▶ **TASKS TO PERFORM**:
[1] In the article on load balancing, how are the workers organized so that the least loaded one can be picked efficiently?
[2] The article on load balancing compares an office team to a web-serving system. List each role from the office team with the software component the article matches it to.

▶ **READING TEXT**:

Notice how this kind of system is not directly tied to computers. A model like this can also be applied to any team of humans who have to accomplish some tasks.

So how do we go about modelling and solving this?

Let's say we have customers who need some work to be done. A manager which coordinates some employees, and the employees in an organisation. Here's one of the ways, work can be organised:

  • The customer emails the manager what needs to be done by sending an email.
  • The manager chooses the employee with the least amount of pending tasks and adds a new email in the same email chain, notifying that employee to take upon that task.
  • The employee chooses the tasks from all the emails he received from his manager. Once he is done with a task, he attaches the result of the work in the same email chain and replies to the customer.
  • The manager keeps note that the employee has one less task to work on.

Notice that, once the manager assigns the employee to a particular task, the customer and the employee are directly connected. The manager need not be responsible for relaying back the result of the work from the employee to the customer. This is one of the properties that we would be highly appreciable to the manager.

How does this tie into software systems you ask?

The customers can be clients who send web requests to a server. The manager is the webserver. And the workers are lightweight processes or threads. The webserver schedules web requests among the threads working which directly respond to the client with the response. With this, you have a web serving architecture.

Now, it is not feasible to keep on creating new threads with every single request, since each thread requires some memory, and involves some time for context switch from one thread to another. However, with this model, we can scale with a fixed number of threads.

Still, we haven't solved a part of the problem. How do we efficiently pick up the least loaded worker every time?

Each worker maintains a list of pending tasks it needs to solve. We then maintain a binary heap of workers, based on the lengths of their lists of pending tasks. We update this heap whenever a worker receives a new task or finishes a task.

Well, that was enough talk. Let's see some code!

A dynamically prioritizable priority queue

That sounds a bit heavy, doesn't it?

We simply mean that we need a priority queue, where the ordering of the elements we will be using can change at runtime. Just like how our workers are prioritized for new tasks based on the number of pending tasks they have, at any given moment.

The code for this section can be found at: https://github.com/arindas/bheap

Let's begin!

We model our heap as follows:

/// Trait to uniquely identify elements in bheap.
pub trait Uid {
    /// Unique identifier for the implementing struct. The same value must
    /// be returned in all invocations of this method on a given struct.
    fn uid(&self) -> u64;
}

/// A re-prioritizable binary max heap containing a buffer for storing elements
/// and a hashmap index for keeping track of element positions.
pub struct BinaryMaxHeap<T>
where
    T: Ord + Uid,
{
    /// in-memory storage for elements
    buffer: Vec<T>,

    /// mapping from element uids to positions in the heap buffer
    index: HashMap<u64, usize>,
}

This binary heap is generic over all types that are orderable and can be identified uniquely. (Traits are mostly similar to interfaces in other languages. Read more here.)

We use a vector as our underlying storage for the binary heap. Since our elements can be dynamically ordered, we need a mechanism for keeping track of their identity and maintaining their indices.

(Layout region rows)
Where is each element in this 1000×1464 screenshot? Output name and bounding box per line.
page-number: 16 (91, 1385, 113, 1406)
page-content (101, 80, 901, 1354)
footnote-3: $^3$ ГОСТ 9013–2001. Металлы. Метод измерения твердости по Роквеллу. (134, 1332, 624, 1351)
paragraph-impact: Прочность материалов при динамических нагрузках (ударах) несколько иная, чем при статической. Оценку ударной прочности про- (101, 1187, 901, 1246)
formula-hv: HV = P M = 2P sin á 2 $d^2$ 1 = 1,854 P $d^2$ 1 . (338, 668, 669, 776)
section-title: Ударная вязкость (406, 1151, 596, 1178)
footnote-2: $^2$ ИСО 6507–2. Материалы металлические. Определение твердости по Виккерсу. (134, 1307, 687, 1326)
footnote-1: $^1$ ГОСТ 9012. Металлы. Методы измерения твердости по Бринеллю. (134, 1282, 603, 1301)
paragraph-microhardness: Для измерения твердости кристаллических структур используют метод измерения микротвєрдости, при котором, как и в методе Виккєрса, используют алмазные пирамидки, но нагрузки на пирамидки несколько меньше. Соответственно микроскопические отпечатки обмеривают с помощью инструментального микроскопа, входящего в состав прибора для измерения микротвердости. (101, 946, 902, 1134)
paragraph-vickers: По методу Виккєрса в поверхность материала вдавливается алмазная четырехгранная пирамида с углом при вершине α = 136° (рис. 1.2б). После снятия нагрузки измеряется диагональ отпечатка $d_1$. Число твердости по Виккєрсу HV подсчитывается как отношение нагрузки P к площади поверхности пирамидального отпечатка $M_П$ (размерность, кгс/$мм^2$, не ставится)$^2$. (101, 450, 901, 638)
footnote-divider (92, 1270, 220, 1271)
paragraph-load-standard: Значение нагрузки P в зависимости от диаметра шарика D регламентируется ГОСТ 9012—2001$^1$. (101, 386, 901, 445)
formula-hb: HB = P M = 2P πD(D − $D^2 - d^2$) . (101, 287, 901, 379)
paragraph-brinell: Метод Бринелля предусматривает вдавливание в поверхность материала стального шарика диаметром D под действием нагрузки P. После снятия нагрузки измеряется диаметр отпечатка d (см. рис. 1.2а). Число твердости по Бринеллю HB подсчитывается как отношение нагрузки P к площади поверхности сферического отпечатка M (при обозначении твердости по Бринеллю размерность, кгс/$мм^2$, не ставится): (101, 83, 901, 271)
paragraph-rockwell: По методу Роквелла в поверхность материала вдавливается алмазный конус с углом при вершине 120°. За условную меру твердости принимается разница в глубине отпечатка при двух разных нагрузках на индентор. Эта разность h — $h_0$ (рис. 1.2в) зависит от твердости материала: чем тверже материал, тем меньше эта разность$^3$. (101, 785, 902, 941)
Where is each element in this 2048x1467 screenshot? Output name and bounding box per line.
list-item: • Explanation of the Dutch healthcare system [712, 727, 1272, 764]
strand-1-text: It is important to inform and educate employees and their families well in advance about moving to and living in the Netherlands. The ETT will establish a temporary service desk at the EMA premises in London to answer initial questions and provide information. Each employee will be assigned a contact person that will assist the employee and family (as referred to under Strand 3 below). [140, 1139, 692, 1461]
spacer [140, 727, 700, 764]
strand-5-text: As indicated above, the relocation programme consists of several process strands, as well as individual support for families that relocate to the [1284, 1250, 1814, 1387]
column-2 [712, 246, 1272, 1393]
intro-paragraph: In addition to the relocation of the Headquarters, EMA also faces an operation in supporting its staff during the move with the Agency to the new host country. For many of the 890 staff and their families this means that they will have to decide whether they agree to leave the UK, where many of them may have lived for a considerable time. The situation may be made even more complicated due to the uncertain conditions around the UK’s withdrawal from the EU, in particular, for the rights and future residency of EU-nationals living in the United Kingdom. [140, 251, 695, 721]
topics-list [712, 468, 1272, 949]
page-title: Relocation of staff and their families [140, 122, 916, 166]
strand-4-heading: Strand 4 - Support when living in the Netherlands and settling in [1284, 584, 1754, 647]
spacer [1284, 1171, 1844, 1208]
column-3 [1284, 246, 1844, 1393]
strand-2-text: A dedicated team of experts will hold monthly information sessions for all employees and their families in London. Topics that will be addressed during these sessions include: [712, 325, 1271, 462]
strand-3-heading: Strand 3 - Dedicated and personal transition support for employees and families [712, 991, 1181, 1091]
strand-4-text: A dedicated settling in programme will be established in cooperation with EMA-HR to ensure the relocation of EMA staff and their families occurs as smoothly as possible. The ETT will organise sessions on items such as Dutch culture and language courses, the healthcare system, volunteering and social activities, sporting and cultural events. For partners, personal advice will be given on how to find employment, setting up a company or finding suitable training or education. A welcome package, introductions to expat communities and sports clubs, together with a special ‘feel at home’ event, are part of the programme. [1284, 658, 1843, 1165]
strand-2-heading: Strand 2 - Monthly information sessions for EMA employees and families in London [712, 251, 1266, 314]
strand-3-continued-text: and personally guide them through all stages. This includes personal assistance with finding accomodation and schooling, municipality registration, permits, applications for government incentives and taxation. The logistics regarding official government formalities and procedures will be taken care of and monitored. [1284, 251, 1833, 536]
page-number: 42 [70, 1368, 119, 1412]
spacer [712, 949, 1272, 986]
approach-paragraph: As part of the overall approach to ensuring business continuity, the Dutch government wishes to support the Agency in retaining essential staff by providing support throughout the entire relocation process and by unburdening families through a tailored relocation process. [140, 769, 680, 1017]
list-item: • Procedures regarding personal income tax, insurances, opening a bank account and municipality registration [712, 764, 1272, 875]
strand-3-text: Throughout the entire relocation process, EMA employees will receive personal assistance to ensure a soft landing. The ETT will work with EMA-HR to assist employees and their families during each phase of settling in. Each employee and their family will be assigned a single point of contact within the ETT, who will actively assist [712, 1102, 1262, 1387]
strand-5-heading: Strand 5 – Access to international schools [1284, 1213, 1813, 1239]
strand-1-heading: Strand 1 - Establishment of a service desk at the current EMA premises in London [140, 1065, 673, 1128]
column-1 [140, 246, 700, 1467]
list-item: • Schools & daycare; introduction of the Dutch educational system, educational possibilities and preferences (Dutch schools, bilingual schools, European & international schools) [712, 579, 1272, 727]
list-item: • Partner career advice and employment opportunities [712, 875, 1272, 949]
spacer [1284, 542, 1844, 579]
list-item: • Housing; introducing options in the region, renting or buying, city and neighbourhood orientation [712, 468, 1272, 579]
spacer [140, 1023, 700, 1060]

▶ **ANSWERS GIVEN**:
[1] They are kept in a binary heap ordered by the lengths of their lists of pending tasks.

[2]
- Customers: clients who send web requests to a server
- Manager: the webserver
- Employees (workers): lightweight processes or threads